[Problem to solve] Give back the whole listing exactly as shown.
::: Material shown
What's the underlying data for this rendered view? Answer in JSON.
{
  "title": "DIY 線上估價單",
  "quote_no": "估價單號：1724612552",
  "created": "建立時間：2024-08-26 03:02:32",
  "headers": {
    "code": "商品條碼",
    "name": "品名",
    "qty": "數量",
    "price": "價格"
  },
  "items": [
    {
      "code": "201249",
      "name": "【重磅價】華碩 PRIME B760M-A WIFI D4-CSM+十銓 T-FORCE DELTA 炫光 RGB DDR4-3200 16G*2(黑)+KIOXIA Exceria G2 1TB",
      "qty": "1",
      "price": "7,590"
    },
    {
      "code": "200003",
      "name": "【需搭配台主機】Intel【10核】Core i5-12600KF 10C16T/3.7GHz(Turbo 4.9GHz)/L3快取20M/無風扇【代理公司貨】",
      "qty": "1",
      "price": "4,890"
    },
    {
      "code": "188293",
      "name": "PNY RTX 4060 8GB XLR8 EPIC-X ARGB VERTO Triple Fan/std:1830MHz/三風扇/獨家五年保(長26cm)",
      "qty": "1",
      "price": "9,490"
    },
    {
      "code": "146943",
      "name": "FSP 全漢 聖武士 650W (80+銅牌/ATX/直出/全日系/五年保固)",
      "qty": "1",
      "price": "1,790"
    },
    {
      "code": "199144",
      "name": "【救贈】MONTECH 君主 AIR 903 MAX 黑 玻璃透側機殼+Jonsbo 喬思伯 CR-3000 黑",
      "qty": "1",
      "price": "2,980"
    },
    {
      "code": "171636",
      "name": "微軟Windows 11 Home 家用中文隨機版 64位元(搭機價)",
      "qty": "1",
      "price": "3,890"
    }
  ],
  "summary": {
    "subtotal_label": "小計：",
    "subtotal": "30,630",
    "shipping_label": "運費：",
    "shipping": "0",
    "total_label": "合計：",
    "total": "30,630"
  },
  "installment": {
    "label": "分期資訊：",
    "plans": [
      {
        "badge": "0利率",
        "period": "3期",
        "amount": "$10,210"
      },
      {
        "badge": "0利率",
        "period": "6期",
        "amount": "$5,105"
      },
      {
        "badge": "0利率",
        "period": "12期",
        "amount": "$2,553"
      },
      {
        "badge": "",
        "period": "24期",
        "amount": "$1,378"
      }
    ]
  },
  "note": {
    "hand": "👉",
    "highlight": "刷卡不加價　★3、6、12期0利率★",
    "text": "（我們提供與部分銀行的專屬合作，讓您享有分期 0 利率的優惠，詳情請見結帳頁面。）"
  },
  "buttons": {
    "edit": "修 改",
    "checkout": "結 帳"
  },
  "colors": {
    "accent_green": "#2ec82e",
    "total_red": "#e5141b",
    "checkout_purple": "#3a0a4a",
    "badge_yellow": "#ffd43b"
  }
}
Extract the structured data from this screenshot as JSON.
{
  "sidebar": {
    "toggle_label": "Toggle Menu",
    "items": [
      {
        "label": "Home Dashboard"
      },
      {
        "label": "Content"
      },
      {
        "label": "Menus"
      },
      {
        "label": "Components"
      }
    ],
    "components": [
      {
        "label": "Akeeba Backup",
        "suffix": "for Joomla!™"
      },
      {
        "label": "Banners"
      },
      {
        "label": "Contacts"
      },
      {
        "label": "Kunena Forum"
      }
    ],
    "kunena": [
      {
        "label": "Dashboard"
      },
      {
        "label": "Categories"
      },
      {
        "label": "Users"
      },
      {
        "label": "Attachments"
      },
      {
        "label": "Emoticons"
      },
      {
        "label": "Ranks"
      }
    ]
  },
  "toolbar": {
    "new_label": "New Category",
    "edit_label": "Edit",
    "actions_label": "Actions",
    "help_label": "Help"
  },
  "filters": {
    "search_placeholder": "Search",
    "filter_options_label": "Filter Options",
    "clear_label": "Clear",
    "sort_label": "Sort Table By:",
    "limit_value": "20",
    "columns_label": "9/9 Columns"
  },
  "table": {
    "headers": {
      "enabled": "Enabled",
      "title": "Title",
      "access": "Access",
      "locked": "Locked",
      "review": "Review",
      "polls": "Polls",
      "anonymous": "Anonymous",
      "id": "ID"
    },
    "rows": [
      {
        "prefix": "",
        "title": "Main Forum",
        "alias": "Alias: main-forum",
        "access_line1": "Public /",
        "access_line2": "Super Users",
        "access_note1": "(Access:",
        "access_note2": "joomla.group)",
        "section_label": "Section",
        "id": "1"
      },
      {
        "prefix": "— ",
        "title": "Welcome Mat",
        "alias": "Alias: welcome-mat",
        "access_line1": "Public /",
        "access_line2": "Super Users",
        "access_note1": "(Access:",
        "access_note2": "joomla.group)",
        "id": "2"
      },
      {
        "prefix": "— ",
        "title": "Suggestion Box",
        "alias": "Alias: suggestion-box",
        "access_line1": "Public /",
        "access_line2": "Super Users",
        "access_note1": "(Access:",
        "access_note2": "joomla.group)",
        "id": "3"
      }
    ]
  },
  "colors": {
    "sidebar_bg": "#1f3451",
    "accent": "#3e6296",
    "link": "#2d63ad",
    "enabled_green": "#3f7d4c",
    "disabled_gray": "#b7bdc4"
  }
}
::::::
[Result]
What's the underlying data for this rendered view? Answer in JSON.
{
  "title": "DIY 線上估價單",
  "quote_no": "估價單號：1724612552",
  "created": "建立時間：2024-08-26 03:02:32",
  "headers": {
    "code": "商品條碼",
    "name": "品名",
    "qty": "數量",
    "price": "價格"
  },
  "items": [
    {
      "code": "201249",
      "name": "【重磅價】華碩 PRIME B760M-A WIFI D4-CSM+十銓 T-FORCE DELTA 炫光 RGB DDR4-3200 16G*2(黑)+KIOXIA Exceria G2 1TB",
      "qty": "1",
      "price": "7,590"
    },
    {
      "code": "200003",
      "name": "【需搭配台主機】Intel【10核】Core i5-12600KF 10C16T/3.7GHz(Turbo 4.9GHz)/L3快取20M/無風扇【代理公司貨】",
      "qty": "1",
      "price": "4,890"
    },
    {
      "code": "188293",
      "name": "PNY RTX 4060 8GB XLR8 EPIC-X ARGB VERTO Triple Fan/std:1830MHz/三風扇/獨家五年保(長26cm)",
      "qty": "1",
      "price": "9,490"
    },
    {
      "code": "146943",
      "name": "FSP 全漢 聖武士 650W (80+銅牌/ATX/直出/全日系/五年保固)",
      "qty": "1",
      "price": "1,790"
    },
    {
      "code": "199144",
      "name": "【救贈】MONTECH 君主 AIR 903 MAX 黑 玻璃透側機殼+Jonsbo 喬思伯 CR-3000 黑",
      "qty": "1",
      "price": "2,980"
    },
    {
      "code": "171636",
      "name": "微軟Windows 11 Home 家用中文隨機版 64位元(搭機價)",
      "qty": "1",
      "price": "3,890"
    }
  ],
  "summary": {
    "subtotal_label": "小計：",
    "subtotal": "30,630",
    "shipping_label": "運費：",
    "shipping": "0",
    "total_label": "合計：",
    "total": "30,630"
  },
  "installment": {
    "label": "分期資訊：",
    "plans": [
      {
        "badge": "0利率",
        "period": "3期",
        "amount": "$10,210"
      },
      {
        "badge": "0利率",
        "period": "6期",
        "amount": "$5,105"
      },
      {
        "badge": "0利率",
        "period": "12期",
        "amount": "$2,553"
      },
      {
        "badge": "",
        "period": "24期",
        "amount": "$1,378"
      }
    ]
  },
  "note": {
    "hand": "👉",
    "highlight": "刷卡不加價　★3、6、12期0利率★",
    "text": "（我們提供與部分銀行的專屬合作，讓您享有分期 0 利率的優惠，詳情請見結帳頁面。）"
  },
  "buttons": {
    "edit": "修 改",
    "checkout": "結 帳"
  },
  "colors": {
    "accent_green": "#2ec82e",
    "total_red": "#e5141b",
    "checkout_purple": "#3a0a4a",
    "badge_yellow": "#ffd43b"
  }
}
Extract the structured data from this screenshot as JSON.
{
  "sidebar": {
    "toggle_label": "Toggle Menu",
    "items": [
      {
        "label": "Home Dashboard"
      },
      {
        "label": "Content"
      },
      {
        "label": "Menus"
      },
      {
        "label": "Components"
      }
    ],
    "components": [
      {
        "label": "Akeeba Backup",
        "suffix": "for Joomla!™"
      },
      {
        "label": "Banners"
      },
      {
        "label": "Contacts"
      },
      {
        "label": "Kunena Forum"
      }
    ],
    "kunena": [
      {
        "label": "Dashboard"
      },
      {
        "label": "Categories"
      },
      {
        "label": "Users"
      },
      {
        "label": "Attachments"
      },
      {
        "label": "Emoticons"
      },
      {
        "label": "Ranks"
      }
    ]
  },
  "toolbar": {
    "new_label": "New Category",
    "edit_label": "Edit",
    "actions_label": "Actions",
    "help_label": "Help"
  },
  "filters": {
    "search_placeholder": "Search",
    "filter_options_label": "Filter Options",
    "clear_label": "Clear",
    "sort_label": "Sort Table By:",
    "limit_value": "20",
    "columns_label": "9/9 Columns"
  },
  "table": {
    "headers": {
      "enabled": "Enabled",
      "title": "Title",
      "access": "Access",
      "locked": "Locked",
      "review": "Review",
      "polls": "Polls",
      "anonymous": "Anonymous",
      "id": "ID"
    },
    "rows": [
      {
        "prefix": "",
        "title": "Main Forum",
        "alias": "Alias: main-forum",
        "access_line1": "Public /",
        "access_line2": "Super Users",
        "access_note1": "(Access:",
        "access_note2": "joomla.group)",
        "section_label": "Section",
        "id": "1"
      },
      {
        "prefix": "— ",
        "title": "Welcome Mat",
        "alias": "Alias: welcome-mat",
        "access_line1": "Public /",
        "access_line2": "Super Users",
        "access_note1": "(Access:",
        "access_note2": "joomla.group)",
        "id": "2"
      },
      {
        "prefix": "— ",
        "title": "Suggestion Box",
        "alias": "Alias: suggestion-box",
        "access_line1": "Public /",
        "access_line2": "Super Users",
        "access_note1": "(Access:",
        "access_note2": "joomla.group)",
        "id": "3"
      }
    ]
  },
  "colors": {
    "sidebar_bg": "#1f3451",
    "accent": "#3e6296",
    "link": "#2d63ad",
    "enabled_green": "#3f7d4c",
    "disabled_gray": "#b7bdc4"
  }
}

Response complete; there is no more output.